◆ Given problem: Output the full listing word for word.

◆ Recorded data:

_ _ _ _ _

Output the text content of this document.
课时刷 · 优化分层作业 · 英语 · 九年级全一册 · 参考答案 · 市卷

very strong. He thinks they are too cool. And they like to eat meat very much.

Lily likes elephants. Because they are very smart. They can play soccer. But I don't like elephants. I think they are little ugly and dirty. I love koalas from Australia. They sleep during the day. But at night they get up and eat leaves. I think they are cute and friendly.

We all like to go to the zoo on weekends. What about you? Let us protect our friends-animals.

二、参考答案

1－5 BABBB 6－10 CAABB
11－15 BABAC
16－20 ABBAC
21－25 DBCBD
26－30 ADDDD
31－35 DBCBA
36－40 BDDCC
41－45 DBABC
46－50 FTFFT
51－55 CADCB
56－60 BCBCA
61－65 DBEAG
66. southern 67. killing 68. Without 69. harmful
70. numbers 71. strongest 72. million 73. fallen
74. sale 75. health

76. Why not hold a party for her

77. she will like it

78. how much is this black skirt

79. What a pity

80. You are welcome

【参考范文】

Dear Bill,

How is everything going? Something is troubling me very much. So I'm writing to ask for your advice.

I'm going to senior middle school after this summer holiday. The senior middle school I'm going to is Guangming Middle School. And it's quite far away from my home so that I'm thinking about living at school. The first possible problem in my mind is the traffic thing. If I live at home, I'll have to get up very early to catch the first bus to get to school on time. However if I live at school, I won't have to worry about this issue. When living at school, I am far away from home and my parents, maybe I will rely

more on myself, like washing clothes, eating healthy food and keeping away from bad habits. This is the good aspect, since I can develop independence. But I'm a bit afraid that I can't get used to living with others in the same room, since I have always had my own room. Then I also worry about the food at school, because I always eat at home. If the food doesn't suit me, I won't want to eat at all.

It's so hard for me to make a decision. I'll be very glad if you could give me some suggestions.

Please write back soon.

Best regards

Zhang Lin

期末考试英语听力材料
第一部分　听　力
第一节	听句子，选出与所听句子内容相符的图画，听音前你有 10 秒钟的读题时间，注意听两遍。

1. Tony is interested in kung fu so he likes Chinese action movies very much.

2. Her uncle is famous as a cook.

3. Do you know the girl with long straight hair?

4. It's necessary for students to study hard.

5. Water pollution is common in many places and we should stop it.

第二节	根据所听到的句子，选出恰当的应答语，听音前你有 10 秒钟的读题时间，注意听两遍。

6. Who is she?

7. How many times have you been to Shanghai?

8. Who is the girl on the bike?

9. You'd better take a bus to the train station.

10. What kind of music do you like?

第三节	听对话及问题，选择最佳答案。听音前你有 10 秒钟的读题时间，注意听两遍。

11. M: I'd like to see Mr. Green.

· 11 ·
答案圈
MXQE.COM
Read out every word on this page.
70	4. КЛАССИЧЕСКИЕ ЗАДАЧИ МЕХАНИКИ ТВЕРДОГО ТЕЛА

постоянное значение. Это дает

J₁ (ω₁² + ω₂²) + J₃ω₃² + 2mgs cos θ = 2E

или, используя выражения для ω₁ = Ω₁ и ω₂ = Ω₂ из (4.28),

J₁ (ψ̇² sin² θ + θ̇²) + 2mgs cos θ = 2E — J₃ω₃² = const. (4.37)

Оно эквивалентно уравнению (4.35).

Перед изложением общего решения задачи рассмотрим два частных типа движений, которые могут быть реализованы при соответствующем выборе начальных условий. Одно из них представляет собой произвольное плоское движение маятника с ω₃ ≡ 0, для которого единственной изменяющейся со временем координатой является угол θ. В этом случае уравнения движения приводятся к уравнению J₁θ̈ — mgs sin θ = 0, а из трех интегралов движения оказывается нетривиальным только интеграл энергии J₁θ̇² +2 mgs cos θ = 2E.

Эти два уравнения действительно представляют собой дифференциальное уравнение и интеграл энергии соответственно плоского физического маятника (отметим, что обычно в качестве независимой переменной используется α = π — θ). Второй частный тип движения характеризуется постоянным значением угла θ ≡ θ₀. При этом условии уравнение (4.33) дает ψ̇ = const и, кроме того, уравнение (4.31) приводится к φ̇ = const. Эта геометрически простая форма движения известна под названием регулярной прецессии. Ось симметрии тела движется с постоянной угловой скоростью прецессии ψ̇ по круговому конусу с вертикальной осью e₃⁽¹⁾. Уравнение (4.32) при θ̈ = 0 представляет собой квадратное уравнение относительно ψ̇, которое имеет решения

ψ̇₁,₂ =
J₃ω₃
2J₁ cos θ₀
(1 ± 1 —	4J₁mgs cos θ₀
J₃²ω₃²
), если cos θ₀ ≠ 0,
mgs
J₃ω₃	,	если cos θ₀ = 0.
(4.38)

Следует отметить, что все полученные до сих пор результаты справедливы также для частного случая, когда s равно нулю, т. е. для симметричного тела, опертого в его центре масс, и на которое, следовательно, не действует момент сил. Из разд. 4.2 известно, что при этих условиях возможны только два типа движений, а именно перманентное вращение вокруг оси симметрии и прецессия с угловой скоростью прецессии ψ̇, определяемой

_ _ _ _ _

◆ Completed task:
Output the text content of this document.
课时刷 · 优化分层作业 · 英语 · 九年级全一册 · 参考答案 · 市卷

very strong. He thinks they are too cool. And they like to eat meat very much.

Lily likes elephants. Because they are very smart. They can play soccer. But I don't like elephants. I think they are little ugly and dirty. I love koalas from Australia. They sleep during the day. But at night they get up and eat leaves. I think they are cute and friendly.

We all like to go to the zoo on weekends. What about you? Let us protect our friends-animals.

二、参考答案

1－5 BABBB 6－10 CAABB
11－15 BABAC
16－20 ABBAC
21－25 DBCBD
26－30 ADDDD
31－35 DBCBA
36－40 BDDCC
41－45 DBABC
46－50 FTFFT
51－55 CADCB
56－60 BCBCA
61－65 DBEAG
66. southern 67. killing 68. Without 69. harmful
70. numbers 71. strongest 72. million 73. fallen
74. sale 75. health

76. Why not hold a party for her

77. she will like it

78. how much is this black skirt

79. What a pity

80. You are welcome

【参考范文】

Dear Bill,

How is everything going? Something is troubling me very much. So I'm writing to ask for your advice.

I'm going to senior middle school after this summer holiday. The senior middle school I'm going to is Guangming Middle School. And it's quite far away from my home so that I'm thinking about living at school. The first possible problem in my mind is the traffic thing. If I live at home, I'll have to get up very early to catch the first bus to get to school on time. However if I live at school, I won't have to worry about this issue. When living at school, I am far away from home and my parents, maybe I will rely

more on myself, like washing clothes, eating healthy food and keeping away from bad habits. This is the good aspect, since I can develop independence. But I'm a bit afraid that I can't get used to living with others in the same room, since I have always had my own room. Then I also worry about the food at school, because I always eat at home. If the food doesn't suit me, I won't want to eat at all.

It's so hard for me to make a decision. I'll be very glad if you could give me some suggestions.

Please write back soon.

Best regards

Zhang Lin

期末考试英语听力材料
第一部分　听　力
第一节	听句子，选出与所听句子内容相符的图画，听音前你有 10 秒钟的读题时间，注意听两遍。

1. Tony is interested in kung fu so he likes Chinese action movies very much.

2. Her uncle is famous as a cook.

3. Do you know the girl with long straight hair?

4. It's necessary for students to study hard.

5. Water pollution is common in many places and we should stop it.

第二节	根据所听到的句子，选出恰当的应答语，听音前你有 10 秒钟的读题时间，注意听两遍。

6. Who is she?

7. How many times have you been to Shanghai?

8. Who is the girl on the bike?

9. You'd better take a bus to the train station.

10. What kind of music do you like?

第三节	听对话及问题，选择最佳答案。听音前你有 10 秒钟的读题时间，注意听两遍。

11. M: I'd like to see Mr. Green.

· 11 ·
答案圈
MXQE.COM
Read out every word on this page.
70	4. КЛАССИЧЕСКИЕ ЗАДАЧИ МЕХАНИКИ ТВЕРДОГО ТЕЛА

постоянное значение. Это дает

J₁ (ω₁² + ω₂²) + J₃ω₃² + 2mgs cos θ = 2E

или, используя выражения для ω₁ = Ω₁ и ω₂ = Ω₂ из (4.28),

J₁ (ψ̇² sin² θ + θ̇²) + 2mgs cos θ = 2E — J₃ω₃² = const. (4.37)

Оно эквивалентно уравнению (4.35).

Перед изложением общего решения задачи рассмотрим два частных типа движений, которые могут быть реализованы при соответствующем выборе начальных условий. Одно из них представляет собой произвольное плоское движение маятника с ω₃ ≡ 0, для которого единственной изменяющейся со временем координатой является угол θ. В этом случае уравнения движения приводятся к уравнению J₁θ̈ — mgs sin θ = 0, а из трех интегралов движения оказывается нетривиальным только интеграл энергии J₁θ̇² +2 mgs cos θ = 2E.

Эти два уравнения действительно представляют собой дифференциальное уравнение и интеграл энергии соответственно плоского физического маятника (отметим, что обычно в качестве независимой переменной используется α = π — θ). Второй частный тип движения характеризуется постоянным значением угла θ ≡ θ₀. При этом условии уравнение (4.33) дает ψ̇ = const и, кроме того, уравнение (4.31) приводится к φ̇ = const. Эта геометрически простая форма движения известна под названием регулярной прецессии. Ось симметрии тела движется с постоянной угловой скоростью прецессии ψ̇ по круговому конусу с вертикальной осью e₃⁽¹⁾. Уравнение (4.32) при θ̈ = 0 представляет собой квадратное уравнение относительно ψ̇, которое имеет решения

ψ̇₁,₂ =
J₃ω₃
2J₁ cos θ₀
(1 ± 1 —	4J₁mgs cos θ₀
J₃²ω₃²
), если cos θ₀ ≠ 0,
mgs
J₃ω₃	,	если cos θ₀ = 0.
(4.38)

Следует отметить, что все полученные до сих пор результаты справедливы также для частного случая, когда s равно нулю, т. е. для симметричного тела, опертого в его центре масс, и на которое, следовательно, не действует момент сил. Из разд. 4.2 известно, что при этих условиях возможны только два типа движений, а именно перманентное вращение вокруг оси симметрии и прецессия с угловой скоростью прецессии ψ̇, определяемой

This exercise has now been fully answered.